> **Written exercise**
How many lines in the records below hold the string "anak"? Please answer with the number and nothing more.

[A run of records]

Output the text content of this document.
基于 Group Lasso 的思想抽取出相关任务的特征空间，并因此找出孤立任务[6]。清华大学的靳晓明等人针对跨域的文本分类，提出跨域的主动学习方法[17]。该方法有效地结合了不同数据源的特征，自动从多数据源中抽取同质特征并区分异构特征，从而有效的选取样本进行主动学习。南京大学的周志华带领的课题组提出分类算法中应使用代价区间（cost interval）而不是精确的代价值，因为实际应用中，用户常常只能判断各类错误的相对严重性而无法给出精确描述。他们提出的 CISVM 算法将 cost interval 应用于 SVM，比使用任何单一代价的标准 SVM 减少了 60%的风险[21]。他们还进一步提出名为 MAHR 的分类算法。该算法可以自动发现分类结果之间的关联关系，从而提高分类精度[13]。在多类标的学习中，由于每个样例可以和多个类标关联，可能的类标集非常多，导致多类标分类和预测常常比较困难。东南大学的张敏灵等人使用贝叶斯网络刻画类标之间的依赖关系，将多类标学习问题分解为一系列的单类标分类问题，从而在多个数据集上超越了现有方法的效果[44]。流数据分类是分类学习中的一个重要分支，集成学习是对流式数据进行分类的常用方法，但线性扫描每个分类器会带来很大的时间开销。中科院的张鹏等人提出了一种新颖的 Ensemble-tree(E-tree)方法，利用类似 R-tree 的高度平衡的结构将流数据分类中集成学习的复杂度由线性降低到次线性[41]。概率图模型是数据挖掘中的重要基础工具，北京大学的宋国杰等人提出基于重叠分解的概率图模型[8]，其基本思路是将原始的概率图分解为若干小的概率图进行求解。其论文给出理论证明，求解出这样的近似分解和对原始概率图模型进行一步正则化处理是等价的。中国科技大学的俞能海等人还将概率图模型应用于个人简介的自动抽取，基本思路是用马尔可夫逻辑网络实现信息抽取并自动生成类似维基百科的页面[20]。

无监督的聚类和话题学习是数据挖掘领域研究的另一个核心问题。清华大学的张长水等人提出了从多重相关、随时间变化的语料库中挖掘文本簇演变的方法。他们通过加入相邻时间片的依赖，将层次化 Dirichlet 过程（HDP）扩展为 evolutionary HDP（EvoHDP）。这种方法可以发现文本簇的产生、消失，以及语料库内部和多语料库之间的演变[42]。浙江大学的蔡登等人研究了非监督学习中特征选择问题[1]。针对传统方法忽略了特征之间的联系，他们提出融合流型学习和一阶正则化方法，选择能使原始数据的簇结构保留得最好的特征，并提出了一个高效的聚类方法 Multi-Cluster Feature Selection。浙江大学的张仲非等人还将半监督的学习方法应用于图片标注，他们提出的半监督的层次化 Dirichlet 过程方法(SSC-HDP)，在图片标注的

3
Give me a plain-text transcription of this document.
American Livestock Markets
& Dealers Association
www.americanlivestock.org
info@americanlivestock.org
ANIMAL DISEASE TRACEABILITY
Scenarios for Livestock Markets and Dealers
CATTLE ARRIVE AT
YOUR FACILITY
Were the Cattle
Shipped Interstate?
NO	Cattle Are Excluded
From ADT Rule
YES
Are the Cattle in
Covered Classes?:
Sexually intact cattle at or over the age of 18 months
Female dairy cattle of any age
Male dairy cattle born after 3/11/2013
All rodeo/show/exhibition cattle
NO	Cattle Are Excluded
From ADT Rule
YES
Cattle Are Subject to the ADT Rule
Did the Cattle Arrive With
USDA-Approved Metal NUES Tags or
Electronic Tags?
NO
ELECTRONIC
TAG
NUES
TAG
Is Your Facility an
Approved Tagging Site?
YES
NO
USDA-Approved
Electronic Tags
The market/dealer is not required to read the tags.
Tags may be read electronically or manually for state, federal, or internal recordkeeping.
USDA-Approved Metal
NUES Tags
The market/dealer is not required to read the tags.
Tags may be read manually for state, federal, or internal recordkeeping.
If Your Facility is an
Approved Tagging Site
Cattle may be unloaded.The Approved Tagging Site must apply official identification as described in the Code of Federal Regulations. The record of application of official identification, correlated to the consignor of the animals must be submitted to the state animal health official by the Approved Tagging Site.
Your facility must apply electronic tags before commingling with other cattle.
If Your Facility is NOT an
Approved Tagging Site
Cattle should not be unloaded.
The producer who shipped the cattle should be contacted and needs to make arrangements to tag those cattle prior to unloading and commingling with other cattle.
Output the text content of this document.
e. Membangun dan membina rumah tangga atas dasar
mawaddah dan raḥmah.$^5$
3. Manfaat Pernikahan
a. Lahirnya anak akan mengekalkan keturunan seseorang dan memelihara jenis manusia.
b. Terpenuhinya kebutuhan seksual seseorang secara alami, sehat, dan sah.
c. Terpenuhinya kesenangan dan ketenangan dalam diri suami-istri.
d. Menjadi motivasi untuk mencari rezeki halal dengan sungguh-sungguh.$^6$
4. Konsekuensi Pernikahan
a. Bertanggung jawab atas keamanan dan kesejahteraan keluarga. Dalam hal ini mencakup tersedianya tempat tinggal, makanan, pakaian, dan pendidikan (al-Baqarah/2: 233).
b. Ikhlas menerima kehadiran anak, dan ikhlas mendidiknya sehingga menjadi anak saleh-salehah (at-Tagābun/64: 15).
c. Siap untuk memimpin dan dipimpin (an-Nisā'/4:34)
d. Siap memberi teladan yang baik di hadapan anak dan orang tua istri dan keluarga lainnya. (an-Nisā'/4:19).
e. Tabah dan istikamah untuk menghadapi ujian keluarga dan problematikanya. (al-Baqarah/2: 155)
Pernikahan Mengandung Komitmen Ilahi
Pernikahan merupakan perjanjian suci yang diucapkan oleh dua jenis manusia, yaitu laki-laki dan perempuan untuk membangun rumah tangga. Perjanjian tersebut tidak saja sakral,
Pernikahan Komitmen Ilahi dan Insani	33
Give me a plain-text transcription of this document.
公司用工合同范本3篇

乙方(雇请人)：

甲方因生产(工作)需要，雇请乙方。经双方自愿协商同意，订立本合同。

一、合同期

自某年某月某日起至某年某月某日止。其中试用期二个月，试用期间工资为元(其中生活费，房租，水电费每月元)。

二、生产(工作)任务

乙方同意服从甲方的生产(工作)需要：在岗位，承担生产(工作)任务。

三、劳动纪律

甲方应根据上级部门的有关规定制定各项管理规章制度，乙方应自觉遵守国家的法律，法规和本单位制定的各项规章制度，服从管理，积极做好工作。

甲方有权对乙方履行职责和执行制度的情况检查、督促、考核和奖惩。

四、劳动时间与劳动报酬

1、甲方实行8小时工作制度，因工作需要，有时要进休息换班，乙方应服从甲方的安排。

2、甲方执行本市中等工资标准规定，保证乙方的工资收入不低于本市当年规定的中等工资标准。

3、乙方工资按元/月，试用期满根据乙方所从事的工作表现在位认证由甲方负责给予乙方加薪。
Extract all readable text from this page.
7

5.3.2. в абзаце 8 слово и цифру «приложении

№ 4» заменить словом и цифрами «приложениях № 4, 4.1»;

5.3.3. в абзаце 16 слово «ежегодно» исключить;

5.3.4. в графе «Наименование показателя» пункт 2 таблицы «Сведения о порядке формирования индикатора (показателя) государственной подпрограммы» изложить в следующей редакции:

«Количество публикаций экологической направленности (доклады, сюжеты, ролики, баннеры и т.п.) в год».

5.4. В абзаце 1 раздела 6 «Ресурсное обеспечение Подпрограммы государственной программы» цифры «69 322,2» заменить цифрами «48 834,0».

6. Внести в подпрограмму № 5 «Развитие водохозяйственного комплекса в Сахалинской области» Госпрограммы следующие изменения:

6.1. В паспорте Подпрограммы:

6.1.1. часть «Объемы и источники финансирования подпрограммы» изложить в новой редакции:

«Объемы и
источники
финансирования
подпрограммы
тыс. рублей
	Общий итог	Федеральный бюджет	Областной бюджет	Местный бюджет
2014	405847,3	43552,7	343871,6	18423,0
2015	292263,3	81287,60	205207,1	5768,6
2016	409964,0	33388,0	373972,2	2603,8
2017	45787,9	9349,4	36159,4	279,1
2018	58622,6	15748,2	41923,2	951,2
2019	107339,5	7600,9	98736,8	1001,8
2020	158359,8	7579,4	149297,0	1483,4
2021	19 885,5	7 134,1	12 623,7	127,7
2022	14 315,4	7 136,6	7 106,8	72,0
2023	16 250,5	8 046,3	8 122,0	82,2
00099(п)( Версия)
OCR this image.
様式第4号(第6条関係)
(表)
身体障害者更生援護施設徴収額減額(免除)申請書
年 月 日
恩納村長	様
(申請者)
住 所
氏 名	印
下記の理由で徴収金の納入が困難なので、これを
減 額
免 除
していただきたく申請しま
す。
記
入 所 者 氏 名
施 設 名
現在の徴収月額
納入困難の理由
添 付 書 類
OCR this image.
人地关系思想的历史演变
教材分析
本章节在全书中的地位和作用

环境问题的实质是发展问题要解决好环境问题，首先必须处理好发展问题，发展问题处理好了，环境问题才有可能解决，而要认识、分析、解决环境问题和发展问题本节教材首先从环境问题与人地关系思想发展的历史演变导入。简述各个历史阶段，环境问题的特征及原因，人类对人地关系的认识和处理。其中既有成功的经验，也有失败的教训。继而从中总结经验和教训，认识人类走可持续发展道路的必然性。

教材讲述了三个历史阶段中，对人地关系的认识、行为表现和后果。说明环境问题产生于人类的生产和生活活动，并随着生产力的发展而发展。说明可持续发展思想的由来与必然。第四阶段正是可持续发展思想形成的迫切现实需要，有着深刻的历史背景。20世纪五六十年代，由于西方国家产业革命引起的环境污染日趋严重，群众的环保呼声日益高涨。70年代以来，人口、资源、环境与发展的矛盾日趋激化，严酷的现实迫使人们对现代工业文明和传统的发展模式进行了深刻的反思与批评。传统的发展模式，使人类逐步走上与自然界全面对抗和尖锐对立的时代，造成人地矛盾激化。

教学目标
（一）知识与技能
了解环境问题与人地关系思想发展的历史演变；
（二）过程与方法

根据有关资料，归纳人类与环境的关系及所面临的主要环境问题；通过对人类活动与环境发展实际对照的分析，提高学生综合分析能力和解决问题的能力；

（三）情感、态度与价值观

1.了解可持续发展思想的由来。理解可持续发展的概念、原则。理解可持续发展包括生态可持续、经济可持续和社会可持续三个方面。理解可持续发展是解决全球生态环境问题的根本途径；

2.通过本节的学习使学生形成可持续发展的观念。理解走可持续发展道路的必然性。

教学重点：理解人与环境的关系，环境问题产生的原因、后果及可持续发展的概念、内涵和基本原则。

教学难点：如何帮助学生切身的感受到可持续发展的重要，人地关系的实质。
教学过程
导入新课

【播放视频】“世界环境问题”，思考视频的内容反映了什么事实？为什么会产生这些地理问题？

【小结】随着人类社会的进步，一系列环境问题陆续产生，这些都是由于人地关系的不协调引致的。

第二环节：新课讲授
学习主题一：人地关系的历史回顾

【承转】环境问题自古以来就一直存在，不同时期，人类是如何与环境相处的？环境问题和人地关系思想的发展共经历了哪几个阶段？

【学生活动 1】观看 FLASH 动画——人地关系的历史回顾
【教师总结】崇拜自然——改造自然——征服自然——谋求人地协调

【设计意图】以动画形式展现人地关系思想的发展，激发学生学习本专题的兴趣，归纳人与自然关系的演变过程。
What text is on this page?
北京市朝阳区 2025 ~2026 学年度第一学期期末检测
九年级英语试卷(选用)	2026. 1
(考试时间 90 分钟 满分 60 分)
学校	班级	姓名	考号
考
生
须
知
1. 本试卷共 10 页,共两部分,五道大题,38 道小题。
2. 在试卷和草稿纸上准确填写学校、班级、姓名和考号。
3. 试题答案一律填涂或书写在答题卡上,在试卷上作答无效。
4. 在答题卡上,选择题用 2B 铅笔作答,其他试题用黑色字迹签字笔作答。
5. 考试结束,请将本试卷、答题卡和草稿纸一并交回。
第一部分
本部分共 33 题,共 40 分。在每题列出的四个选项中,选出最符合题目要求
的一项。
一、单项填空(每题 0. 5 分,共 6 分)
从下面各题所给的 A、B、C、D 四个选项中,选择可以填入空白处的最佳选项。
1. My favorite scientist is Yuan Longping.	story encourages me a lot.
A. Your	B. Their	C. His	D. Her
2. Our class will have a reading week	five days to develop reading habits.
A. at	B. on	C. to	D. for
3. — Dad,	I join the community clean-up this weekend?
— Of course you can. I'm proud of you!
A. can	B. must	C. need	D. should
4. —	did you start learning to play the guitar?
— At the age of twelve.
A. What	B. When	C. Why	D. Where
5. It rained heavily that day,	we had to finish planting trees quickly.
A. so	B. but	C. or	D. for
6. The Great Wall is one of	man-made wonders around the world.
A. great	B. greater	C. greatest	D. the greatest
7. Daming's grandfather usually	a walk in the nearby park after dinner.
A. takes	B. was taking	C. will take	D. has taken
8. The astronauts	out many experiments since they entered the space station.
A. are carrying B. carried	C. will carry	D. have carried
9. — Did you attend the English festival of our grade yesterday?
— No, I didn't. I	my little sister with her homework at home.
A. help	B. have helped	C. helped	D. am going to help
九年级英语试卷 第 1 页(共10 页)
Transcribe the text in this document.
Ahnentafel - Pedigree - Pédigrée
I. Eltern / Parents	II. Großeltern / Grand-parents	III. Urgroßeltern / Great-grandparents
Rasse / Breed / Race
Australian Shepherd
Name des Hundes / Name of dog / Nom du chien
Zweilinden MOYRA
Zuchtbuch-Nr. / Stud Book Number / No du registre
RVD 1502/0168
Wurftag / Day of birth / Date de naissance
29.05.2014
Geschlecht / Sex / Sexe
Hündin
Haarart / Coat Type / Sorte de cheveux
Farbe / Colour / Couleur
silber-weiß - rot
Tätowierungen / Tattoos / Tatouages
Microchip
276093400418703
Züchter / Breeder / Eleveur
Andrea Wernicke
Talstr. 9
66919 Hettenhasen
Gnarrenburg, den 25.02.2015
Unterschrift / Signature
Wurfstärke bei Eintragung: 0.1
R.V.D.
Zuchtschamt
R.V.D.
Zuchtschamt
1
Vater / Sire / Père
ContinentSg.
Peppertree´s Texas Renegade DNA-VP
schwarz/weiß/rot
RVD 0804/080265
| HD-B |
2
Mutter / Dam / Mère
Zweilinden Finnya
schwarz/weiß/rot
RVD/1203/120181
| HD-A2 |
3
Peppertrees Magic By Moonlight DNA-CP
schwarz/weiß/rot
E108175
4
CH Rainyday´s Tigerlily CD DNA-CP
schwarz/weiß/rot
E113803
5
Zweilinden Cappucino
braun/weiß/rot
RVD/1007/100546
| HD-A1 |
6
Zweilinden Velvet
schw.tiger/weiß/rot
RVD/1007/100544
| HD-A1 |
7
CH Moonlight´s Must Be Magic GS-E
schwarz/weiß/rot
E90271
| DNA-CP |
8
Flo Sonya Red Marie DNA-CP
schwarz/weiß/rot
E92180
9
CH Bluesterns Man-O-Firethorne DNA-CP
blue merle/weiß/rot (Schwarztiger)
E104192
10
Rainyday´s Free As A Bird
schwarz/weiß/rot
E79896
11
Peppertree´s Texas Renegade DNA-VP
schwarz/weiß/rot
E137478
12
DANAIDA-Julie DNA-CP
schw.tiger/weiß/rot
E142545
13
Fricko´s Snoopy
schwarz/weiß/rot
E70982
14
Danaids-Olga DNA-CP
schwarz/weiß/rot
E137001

> **Task solution**
3